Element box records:
______________________________
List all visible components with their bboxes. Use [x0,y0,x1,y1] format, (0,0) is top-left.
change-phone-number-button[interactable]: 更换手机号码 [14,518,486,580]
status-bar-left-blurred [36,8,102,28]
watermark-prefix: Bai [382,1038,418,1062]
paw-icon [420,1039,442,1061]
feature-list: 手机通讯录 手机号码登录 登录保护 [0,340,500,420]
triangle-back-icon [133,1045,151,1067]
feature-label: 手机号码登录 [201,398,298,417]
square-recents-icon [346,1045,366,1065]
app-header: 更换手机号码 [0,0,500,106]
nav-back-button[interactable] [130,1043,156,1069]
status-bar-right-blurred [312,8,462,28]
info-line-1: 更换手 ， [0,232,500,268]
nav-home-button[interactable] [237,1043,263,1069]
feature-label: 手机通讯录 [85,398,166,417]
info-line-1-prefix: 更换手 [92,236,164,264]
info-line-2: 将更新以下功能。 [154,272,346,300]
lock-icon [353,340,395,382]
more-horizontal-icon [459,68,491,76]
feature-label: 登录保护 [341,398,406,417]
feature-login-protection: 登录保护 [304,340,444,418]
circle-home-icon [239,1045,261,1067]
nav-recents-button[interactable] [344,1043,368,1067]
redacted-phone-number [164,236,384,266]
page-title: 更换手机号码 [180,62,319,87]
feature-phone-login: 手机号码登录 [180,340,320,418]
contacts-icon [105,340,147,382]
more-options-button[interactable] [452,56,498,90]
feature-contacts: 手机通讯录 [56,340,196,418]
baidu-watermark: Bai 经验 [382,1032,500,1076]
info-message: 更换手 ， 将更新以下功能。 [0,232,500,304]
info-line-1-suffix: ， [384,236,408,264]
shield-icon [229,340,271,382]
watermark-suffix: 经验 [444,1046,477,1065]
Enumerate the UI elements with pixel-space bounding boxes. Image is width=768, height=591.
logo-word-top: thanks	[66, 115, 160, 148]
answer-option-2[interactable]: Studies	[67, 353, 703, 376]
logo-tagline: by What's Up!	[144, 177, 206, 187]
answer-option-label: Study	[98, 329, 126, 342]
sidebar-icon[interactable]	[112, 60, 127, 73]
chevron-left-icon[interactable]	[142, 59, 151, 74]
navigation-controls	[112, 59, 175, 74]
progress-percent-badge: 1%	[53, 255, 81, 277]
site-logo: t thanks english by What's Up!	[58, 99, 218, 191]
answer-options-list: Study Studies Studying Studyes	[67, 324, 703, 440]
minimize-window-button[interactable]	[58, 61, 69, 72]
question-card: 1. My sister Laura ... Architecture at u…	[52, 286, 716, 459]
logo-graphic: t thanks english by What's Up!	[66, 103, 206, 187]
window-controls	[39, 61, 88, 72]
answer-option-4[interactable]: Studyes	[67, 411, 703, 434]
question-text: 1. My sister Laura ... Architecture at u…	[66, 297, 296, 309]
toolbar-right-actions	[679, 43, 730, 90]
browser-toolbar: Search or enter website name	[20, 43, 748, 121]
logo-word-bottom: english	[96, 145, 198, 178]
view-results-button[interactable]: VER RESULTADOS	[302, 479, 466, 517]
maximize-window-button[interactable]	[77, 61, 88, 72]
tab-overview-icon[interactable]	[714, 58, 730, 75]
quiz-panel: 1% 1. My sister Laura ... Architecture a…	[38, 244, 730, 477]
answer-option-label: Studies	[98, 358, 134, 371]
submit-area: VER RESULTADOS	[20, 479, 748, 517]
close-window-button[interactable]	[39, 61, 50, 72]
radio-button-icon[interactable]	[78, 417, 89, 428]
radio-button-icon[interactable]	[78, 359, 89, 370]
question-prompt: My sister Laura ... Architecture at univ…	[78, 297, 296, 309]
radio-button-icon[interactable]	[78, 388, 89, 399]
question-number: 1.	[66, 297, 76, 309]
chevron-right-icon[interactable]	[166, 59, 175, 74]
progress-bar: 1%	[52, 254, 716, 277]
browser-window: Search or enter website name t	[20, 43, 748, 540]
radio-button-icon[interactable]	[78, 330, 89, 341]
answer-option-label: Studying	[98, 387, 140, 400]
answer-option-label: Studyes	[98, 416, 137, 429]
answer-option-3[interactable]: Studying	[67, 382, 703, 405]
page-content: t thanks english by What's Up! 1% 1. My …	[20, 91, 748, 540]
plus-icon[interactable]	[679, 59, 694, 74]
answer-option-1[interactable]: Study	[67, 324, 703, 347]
______________________________
What you are asked to do: Copy the records above word for word, starting from their first line and ending with the line that contains "59, 151, 74]". Include that last line.

Final result:
List all visible components with their bboxes. Use [x0,y0,x1,y1] format, (0,0) is top-left.
change-phone-number-button[interactable]: 更换手机号码 [14,518,486,580]
status-bar-left-blurred [36,8,102,28]
watermark-prefix: Bai [382,1038,418,1062]
paw-icon [420,1039,442,1061]
feature-list: 手机通讯录 手机号码登录 登录保护 [0,340,500,420]
triangle-back-icon [133,1045,151,1067]
feature-label: 手机号码登录 [201,398,298,417]
square-recents-icon [346,1045,366,1065]
app-header: 更换手机号码 [0,0,500,106]
nav-back-button[interactable] [130,1043,156,1069]
status-bar-right-blurred [312,8,462,28]
info-line-1: 更换手 ， [0,232,500,268]
nav-home-button[interactable] [237,1043,263,1069]
feature-label: 手机通讯录 [85,398,166,417]
info-line-1-prefix: 更换手 [92,236,164,264]
info-line-2: 将更新以下功能。 [154,272,346,300]
lock-icon [353,340,395,382]
more-horizontal-icon [459,68,491,76]
feature-label: 登录保护 [341,398,406,417]
feature-login-protection: 登录保护 [304,340,444,418]
circle-home-icon [239,1045,261,1067]
nav-recents-button[interactable] [344,1043,368,1067]
redacted-phone-number [164,236,384,266]
page-title: 更换手机号码 [180,62,319,87]
feature-phone-login: 手机号码登录 [180,340,320,418]
contacts-icon [105,340,147,382]
more-options-button[interactable] [452,56,498,90]
feature-contacts: 手机通讯录 [56,340,196,418]
baidu-watermark: Bai 经验 [382,1032,500,1076]
info-message: 更换手 ， 将更新以下功能。 [0,232,500,304]
info-line-1-suffix: ， [384,236,408,264]
shield-icon [229,340,271,382]
watermark-suffix: 经验 [444,1046,477,1065]
Enumerate the UI elements with pixel-space bounding boxes. Image is width=768, height=591.
logo-word-top: thanks	[66, 115, 160, 148]
answer-option-2[interactable]: Studies	[67, 353, 703, 376]
logo-tagline: by What's Up!	[144, 177, 206, 187]
answer-option-label: Study	[98, 329, 126, 342]
sidebar-icon[interactable]	[112, 60, 127, 73]
chevron-left-icon[interactable]	[142, 59, 151, 74]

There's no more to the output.